#### TASK DATA:
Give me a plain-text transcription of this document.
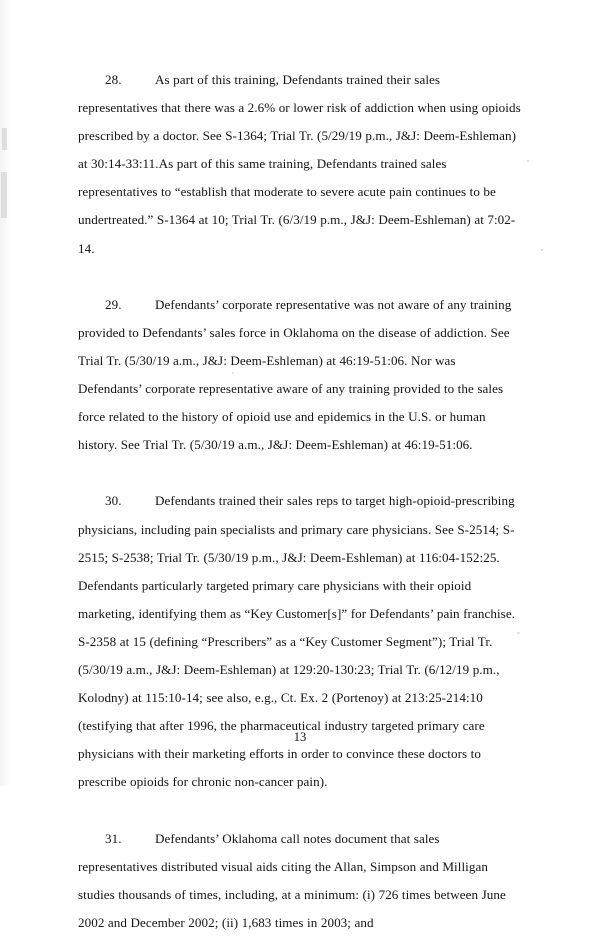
28.	As part of this training, Defendants trained their sales representatives that there was a 2.6% or lower risk of addiction when using opioids prescribed by a doctor. See S-1364; Trial Tr. (5/29/19 p.m., J&J: Deem-Eshleman) at 30:14-33:11.As part of this same training, Defendants trained sales representatives to “establish that moderate to severe acute pain continues to be undertreated.” S-1364 at 10; Trial Tr. (6/3/19 p.m., J&J: Deem-Eshleman) at 7:02-14.

29.	Defendants’ corporate representative was not aware of any training provided to Defendants’ sales force in Oklahoma on the disease of addiction. See Trial Tr. (5/30/19 a.m., J&J: Deem-Eshleman) at 46:19-51:06. Nor was Defendants’ corporate representative aware of any training provided to the sales force related to the history of opioid use and epidemics in the U.S. or human history. See Trial Tr. (5/30/19 a.m., J&J: Deem-Eshleman) at 46:19-51:06.

30.	Defendants trained their sales reps to target high-opioid-prescribing physicians, including pain specialists and primary care physicians. See S-2514; S-2515; S-2538; Trial Tr. (5/30/19 p.m., J&J: Deem-Eshleman) at 116:04-152:25. Defendants particularly targeted primary care physicians with their opioid marketing, identifying them as “Key Customer[s]” for Defendants’ pain franchise. S-2358 at 15 (defining “Prescribers” as a “Key Customer Segment”); Trial Tr. (5/30/19 a.m., J&J: Deem-Eshleman) at 129:20-130:23; Trial Tr. (6/12/19 p.m., Kolodny) at 115:10-14; see also, e.g., Ct. Ex. 2 (Portenoy) at 213:25-214:10 (testifying that after 1996, the pharmaceutical industry targeted primary care physicians with their marketing efforts in order to convince these doctors to prescribe opioids for chronic non-cancer pain).

31.	Defendants’ Oklahoma call notes document that sales representatives distributed visual aids citing the Allan, Simpson and Milligan studies thousands of times, including, at a minimum: (i) 726 times between June 2002 and December 2002; (ii) 1,683 times in 2003; and

13
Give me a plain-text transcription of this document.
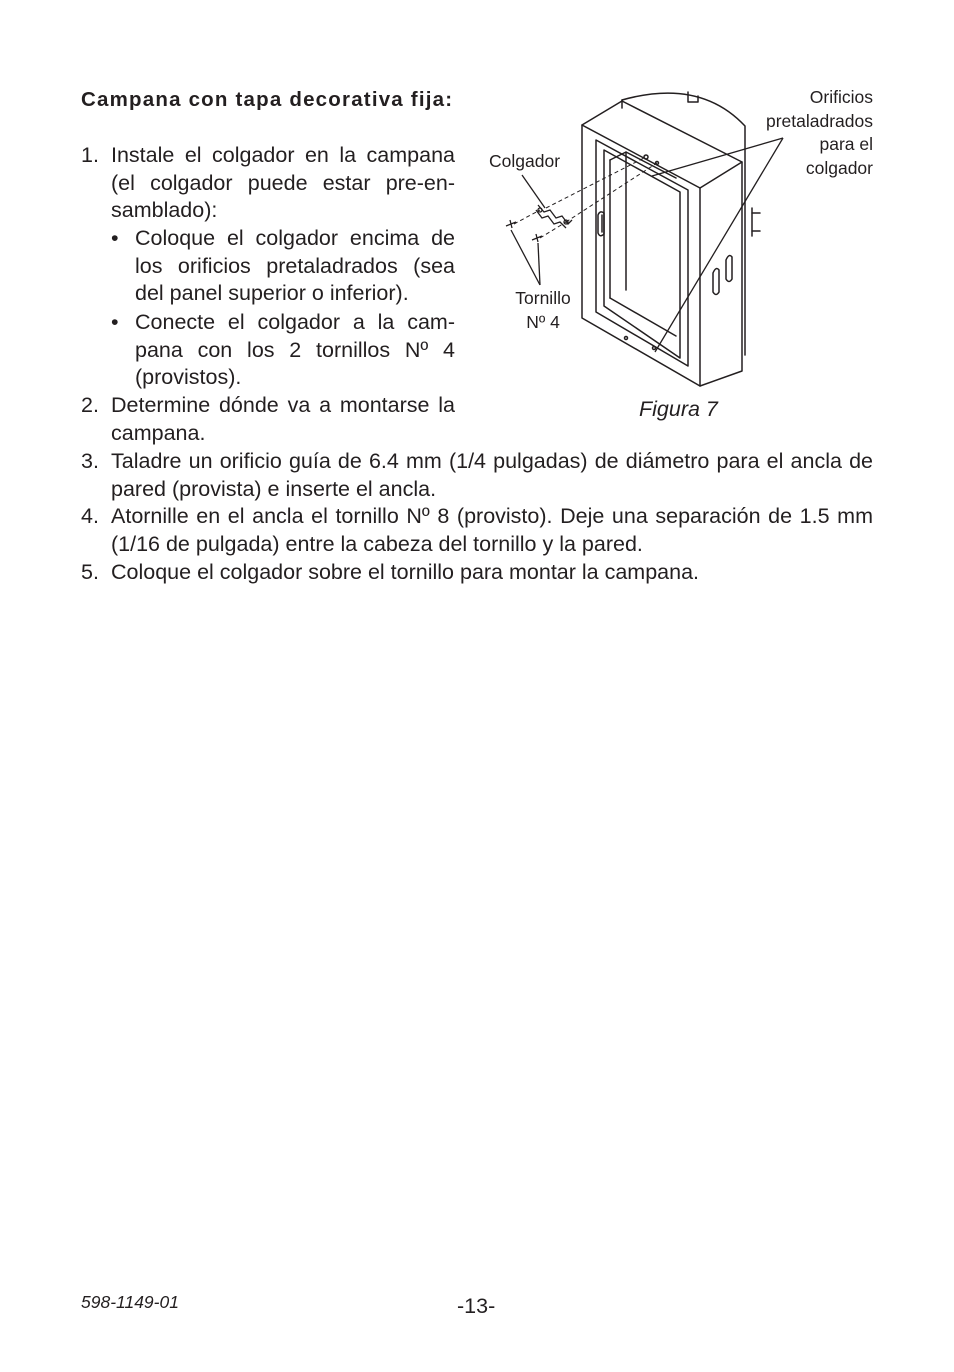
Campana con tapa decorativa fija:
1. Instale el colgador en la campana (el colgador puede estar pre-en-samblado):
• Coloque el colgador encima de los orificios pretaladrados (sea del panel superior o inferior).
• Conecte el colgador a la cam-pana con los 2 tornillos Nº 4 (provistos).
2. Determine dónde va a montarse la campana.
3. Taladre un orificio guía de 6.4 mm (1/4 pulgadas) de diámetro para el ancla de pared (provista) e inserte el ancla.
4. Atornille en el ancla el tornillo Nº 8 (provisto). Deje una separación de 1.5 mm (1/16 de pulgada) entre la cabeza del tornillo y la pared.
5. Coloque el colgador sobre el tornillo para montar la campana.
Colgador
Tornillo
Nº 4
Orificios
pretaladrados
para el
colgador
Figura 7
598-1149-01	-13-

#### TASK TO CARRY OUT:
Show the lines where the word "Coloque" appears in the entries.

#### SOLUTION:
• Coloque el colgador encima de los orificios pretaladrados (sea del panel superior o inferior).
5. Coloque el colgador sobre el tornillo para montar la campana.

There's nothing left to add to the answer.